**Provided text:**
- - -
Solutions Architect Series – Part 1: What is solution architecture?

This is my learning note from the book Solutions Architect’s Handbook written by Saurabh Shrivastava and Neelanjali Srivastav. All the contents are mostly distilled and copied from the book. I recommend you to buy this book to support the authors.

Another series: Fundamentals of Software Architecture: An Engineering Approach

For the success of application development, defining solution architecture should be the first step, which then lays out the foundations and the robust building block of implementation. Solution architecture not only considers the requirements of the business, but also handles critical, non-functional requirements such as scalability, high availability, maintainability, performance, security, and so on.

Solution architecture is not just about a software solution. It covers all aspects of a system, which will be included but not limited to, system infrastructure, networking, security, compliance requirement, system operation, cost, and reliability

A good solution architect addresses the most common aspects of the solution in an organization:

Global compliance requirement: When you are deploying your solution globally, each country and region has its laws and compliance regime, which your solution needs to adhere.

Cost and budget: Solution architecture gives a good estimation of the overall cost of the project, which helps to define a budget.

Solution implementation component: Solution architecture provides a high-level overview of different implementation components of the product beforehand, which helps to plan execution.
- - -
**Stated problem A:**
Which lines of the rows below contain the string "axis"? Pick out each one and copy it.
- - -
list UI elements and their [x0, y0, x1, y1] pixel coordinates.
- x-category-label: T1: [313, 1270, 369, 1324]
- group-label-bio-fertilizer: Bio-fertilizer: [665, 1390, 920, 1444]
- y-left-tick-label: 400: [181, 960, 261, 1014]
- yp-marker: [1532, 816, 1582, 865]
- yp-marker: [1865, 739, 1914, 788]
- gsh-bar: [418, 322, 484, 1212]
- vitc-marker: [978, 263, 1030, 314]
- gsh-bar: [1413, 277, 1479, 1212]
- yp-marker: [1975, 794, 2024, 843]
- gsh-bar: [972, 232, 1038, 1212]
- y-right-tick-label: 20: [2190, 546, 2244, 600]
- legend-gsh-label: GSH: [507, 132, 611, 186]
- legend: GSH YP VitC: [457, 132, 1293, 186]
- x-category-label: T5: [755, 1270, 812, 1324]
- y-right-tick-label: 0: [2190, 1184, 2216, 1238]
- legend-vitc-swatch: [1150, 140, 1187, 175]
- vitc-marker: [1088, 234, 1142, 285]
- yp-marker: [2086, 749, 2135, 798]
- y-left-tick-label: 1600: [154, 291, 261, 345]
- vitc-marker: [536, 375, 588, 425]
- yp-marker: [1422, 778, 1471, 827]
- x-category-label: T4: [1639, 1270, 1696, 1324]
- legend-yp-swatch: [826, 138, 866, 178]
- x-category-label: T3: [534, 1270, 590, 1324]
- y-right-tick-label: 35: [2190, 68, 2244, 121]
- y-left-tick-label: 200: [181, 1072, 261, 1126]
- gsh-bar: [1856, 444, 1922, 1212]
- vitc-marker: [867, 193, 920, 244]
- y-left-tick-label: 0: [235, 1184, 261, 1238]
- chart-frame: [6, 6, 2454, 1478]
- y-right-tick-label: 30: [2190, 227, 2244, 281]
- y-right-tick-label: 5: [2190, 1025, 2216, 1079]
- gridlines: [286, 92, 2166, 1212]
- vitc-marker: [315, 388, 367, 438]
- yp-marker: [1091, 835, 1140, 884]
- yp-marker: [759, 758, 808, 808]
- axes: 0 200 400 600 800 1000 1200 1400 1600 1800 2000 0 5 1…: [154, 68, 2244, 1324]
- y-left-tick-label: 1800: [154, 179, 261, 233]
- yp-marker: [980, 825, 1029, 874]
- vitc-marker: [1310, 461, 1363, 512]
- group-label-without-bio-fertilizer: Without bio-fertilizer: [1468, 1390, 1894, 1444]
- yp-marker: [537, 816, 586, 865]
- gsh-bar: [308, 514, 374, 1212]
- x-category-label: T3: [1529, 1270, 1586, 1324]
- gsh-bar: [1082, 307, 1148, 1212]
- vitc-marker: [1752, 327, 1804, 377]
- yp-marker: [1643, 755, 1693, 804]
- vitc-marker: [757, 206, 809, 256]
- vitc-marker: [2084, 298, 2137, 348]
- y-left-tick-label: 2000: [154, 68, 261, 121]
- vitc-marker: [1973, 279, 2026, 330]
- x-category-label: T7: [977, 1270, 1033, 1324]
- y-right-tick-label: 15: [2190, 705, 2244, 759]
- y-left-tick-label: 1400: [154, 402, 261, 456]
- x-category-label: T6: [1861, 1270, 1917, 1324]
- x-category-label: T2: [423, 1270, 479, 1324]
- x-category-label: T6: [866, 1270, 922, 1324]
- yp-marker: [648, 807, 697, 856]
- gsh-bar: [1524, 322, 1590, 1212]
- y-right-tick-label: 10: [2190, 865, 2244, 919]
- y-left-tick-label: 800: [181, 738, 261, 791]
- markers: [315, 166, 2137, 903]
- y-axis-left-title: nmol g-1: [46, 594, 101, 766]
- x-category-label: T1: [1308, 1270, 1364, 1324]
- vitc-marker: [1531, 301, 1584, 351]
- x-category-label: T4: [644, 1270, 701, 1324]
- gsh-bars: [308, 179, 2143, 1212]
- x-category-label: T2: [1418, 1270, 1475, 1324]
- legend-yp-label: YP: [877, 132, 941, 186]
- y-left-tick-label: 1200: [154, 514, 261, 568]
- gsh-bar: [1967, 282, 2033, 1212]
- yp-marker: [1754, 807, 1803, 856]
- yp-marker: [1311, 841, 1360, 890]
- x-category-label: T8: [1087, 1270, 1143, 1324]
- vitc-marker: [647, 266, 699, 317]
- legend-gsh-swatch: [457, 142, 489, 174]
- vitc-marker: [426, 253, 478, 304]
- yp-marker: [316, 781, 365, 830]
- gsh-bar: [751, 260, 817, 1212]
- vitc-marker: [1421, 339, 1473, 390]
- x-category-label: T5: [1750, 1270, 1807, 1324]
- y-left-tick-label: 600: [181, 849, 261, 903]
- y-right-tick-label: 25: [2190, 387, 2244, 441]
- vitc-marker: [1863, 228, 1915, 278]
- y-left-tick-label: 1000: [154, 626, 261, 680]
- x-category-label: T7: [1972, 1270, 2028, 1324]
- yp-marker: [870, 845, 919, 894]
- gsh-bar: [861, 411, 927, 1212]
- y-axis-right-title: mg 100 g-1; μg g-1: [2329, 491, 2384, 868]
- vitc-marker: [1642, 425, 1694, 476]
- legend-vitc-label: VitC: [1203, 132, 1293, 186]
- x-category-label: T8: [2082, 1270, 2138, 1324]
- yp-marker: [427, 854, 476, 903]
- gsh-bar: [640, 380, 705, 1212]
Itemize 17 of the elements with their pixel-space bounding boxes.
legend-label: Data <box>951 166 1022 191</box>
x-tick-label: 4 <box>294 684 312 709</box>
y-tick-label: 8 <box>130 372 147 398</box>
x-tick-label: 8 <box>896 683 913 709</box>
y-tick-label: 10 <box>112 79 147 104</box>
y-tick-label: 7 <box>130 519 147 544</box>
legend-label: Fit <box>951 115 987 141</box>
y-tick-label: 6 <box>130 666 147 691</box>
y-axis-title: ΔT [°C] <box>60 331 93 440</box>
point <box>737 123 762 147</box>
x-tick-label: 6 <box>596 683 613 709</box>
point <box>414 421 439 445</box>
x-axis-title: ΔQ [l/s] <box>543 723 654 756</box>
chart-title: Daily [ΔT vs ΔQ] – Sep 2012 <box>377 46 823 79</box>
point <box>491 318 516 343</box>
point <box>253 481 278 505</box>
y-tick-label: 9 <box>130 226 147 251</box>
- - -
**Stated problem B:**
Can you carry on the note about solution architecture from the point where it stops?

**Written reply A:**
- y-axis-left-title: nmol g-1: [46, 594, 101, 766]
- y-axis-right-title: mg 100 g-1; μg g-1: [2329, 491, 2384, 868]
y-axis-title: ΔT [°C] <box>60 331 93 440</box>
x-axis-title: ΔQ [l/s] <box>543 723 654 756</box>

**Written reply B:**
Business requirements: Solution architecture considers all business requirements, which includes both functional and non-functional requirements.

IT infrastructure requirements: Solution architecture determines what kind of IT infrastructure is required to execute the project, which includes computing, storage, network, and so on

Technology selection: During solution design, a solution architect creates a proof of concept and prototype, which considers the corporate requirements, and then recommends the right technology and tools for implementation.

Solution maintenance: Solution architecture is not just about solution design and implementation, but it also takes care of post-launch activities, such as solution scalability, disaster recovery, operational excellence, and so on.

Addressing solution constraints and issues: Any solution can be limited by various constraints and may encounter issues due to complexities or unforeseen risks. Solution architecture needs to balance multiple constraints, such as resources, technologies, cost, quality, time to market, frequently changing requirements, and so on.

Addressing non-functional requirements: NFRs include the following attributes of solution architecture. However, there can be more NFRs, depending upon the project:

  • Disaster recovery: To make sure the solution is up and running in case of any unforeseen events.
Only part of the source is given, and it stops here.